§ **STORED RECORDS**

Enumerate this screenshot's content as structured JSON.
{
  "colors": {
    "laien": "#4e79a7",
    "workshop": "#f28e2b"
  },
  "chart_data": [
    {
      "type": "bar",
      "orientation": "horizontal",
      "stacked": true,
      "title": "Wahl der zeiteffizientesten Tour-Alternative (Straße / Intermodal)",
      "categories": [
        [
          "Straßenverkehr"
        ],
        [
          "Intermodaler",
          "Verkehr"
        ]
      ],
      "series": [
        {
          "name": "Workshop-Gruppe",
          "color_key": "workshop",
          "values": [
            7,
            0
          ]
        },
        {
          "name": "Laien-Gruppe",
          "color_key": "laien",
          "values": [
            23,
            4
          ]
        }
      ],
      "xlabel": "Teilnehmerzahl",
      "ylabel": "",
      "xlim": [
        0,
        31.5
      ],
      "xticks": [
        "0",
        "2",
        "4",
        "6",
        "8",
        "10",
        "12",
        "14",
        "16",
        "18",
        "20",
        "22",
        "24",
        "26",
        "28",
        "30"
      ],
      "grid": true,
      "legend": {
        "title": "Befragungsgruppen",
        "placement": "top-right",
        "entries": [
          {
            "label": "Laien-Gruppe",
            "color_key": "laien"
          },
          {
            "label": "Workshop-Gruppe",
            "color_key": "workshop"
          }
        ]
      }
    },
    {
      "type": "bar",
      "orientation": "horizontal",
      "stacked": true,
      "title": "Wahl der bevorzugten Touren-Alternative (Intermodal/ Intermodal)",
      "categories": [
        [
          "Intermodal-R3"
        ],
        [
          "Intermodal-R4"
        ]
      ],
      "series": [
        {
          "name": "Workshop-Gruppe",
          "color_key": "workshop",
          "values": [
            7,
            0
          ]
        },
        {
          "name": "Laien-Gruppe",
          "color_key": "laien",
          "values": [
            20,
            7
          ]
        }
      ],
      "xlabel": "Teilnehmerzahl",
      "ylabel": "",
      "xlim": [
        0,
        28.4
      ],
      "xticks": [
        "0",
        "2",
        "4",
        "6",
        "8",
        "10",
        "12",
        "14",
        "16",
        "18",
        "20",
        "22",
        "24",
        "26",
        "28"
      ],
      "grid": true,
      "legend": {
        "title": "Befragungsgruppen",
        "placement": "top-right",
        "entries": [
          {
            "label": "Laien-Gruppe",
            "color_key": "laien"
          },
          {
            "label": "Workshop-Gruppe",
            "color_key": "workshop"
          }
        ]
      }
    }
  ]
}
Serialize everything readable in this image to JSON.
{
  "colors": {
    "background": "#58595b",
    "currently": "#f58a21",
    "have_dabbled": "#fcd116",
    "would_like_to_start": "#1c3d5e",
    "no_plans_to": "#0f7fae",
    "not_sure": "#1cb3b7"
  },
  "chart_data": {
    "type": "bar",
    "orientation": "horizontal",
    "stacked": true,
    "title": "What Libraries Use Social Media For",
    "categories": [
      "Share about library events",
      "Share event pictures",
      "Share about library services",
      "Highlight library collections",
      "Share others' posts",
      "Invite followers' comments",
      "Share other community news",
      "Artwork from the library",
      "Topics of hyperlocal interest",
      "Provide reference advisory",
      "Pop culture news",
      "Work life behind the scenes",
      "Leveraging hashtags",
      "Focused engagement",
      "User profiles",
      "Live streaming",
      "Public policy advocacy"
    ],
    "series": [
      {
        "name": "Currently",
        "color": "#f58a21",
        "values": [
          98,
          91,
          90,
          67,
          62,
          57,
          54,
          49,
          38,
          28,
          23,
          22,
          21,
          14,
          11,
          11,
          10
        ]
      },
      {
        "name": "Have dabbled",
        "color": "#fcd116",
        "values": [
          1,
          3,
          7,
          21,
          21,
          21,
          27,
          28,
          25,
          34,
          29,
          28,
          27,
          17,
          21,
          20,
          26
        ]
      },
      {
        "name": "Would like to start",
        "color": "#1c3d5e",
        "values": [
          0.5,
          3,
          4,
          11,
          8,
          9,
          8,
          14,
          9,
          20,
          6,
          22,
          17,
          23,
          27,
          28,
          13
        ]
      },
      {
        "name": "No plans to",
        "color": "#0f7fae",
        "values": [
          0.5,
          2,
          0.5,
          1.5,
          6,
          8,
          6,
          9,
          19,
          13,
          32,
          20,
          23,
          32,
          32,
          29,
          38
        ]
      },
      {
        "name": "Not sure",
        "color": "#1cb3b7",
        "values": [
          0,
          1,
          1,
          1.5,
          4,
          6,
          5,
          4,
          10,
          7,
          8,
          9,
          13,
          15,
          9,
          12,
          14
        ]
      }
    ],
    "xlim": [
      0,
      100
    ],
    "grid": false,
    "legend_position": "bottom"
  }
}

§ **YOUR OBJECTIVE**
Please list every line of the records that contains "Share".

§ **SOLUTION TO THIS PROBLEM**
      "Share about library events",
      "Share event pictures",
      "Share about library services",
      "Share others' posts",
      "Share other community news",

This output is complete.